● **Excerpt provided**
Chocolate Peanut Butter Caramel Crispy
- Place chocolate in a mixer fitted with a paddle.
- Prepare a caramel using the dry method.
- With the mixer on low speed, slowly stream in the caramel.
- Add the peanut butter and mix to combine.
- Fold in the paillete feuilletine.
Non-Dairy Chocolate Peanut Butter Chantilly
- Bring the oat milk and vanilla bean to a simmer. Pour half onto the chocolate and whisk to emulsify.
- Add the gelatin and stir until melted.
- Add the remaining oat milk and peanut butter and homogenize with an immersion blender.
- Cool to 70°F.
- Place in an ISI canister and charge two times.
- Refrigerate overnight before use.
Non-Dairy Chocolate Blackberry Cremeux
- Heat the egg yolks, eggs, sugar and blackberry puree to 160°F, whisking until thick.
- Remove from heat and add the gelatin and chocolate.
- Blend to homogenize.
- Cool to 100°F. Use immediately as the mixture cools the gelatin will start to set. If mixture cools down below 100°F, rewarm to get to desired temperature.
Peanut Butter Powder
- Mix ingredients until a powder is formed.
Assembly
- Cut out circles of the sponge to fit a 2.5" tart ring. Place "skin" side down.
- Spread 20g of the crispy base on each piece of cake.
- Portion 30g of the cremeux into each tart ring.
- Tap each tart to level.
- Freeze overnight.
- De-mold while frozen and defrost in the refrigerator.
- Place a 2.75" chocolate disk, made with tempered Ghirardelli 72% chocolate, on top of the tart.
- Garnish with the Chantilly, blackberry pieces and peanut butter powder.

● **Data segment**
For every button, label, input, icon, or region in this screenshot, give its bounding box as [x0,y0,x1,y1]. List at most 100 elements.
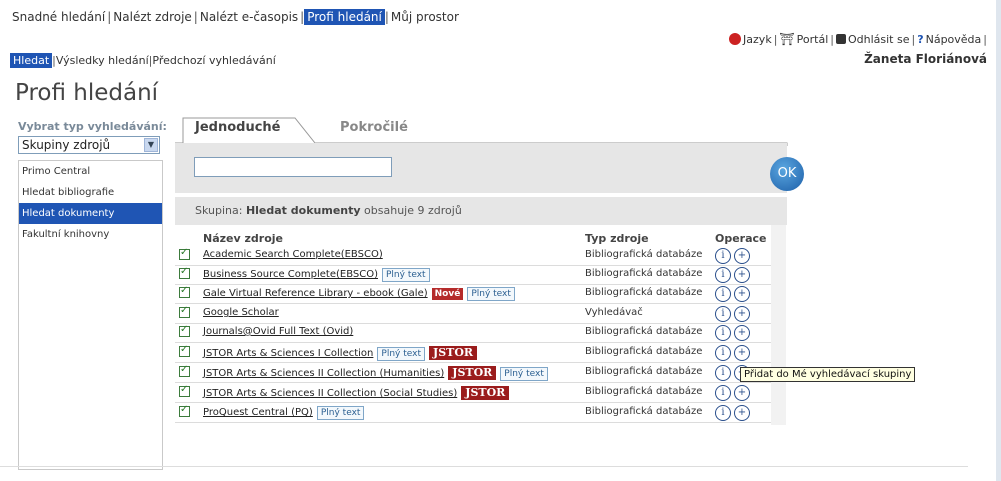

● **Task description**
Please say how many grams of cremeux go into each tart ring according to the recipe.

● **Written answer**
30g of cremeux goes into each tart ring.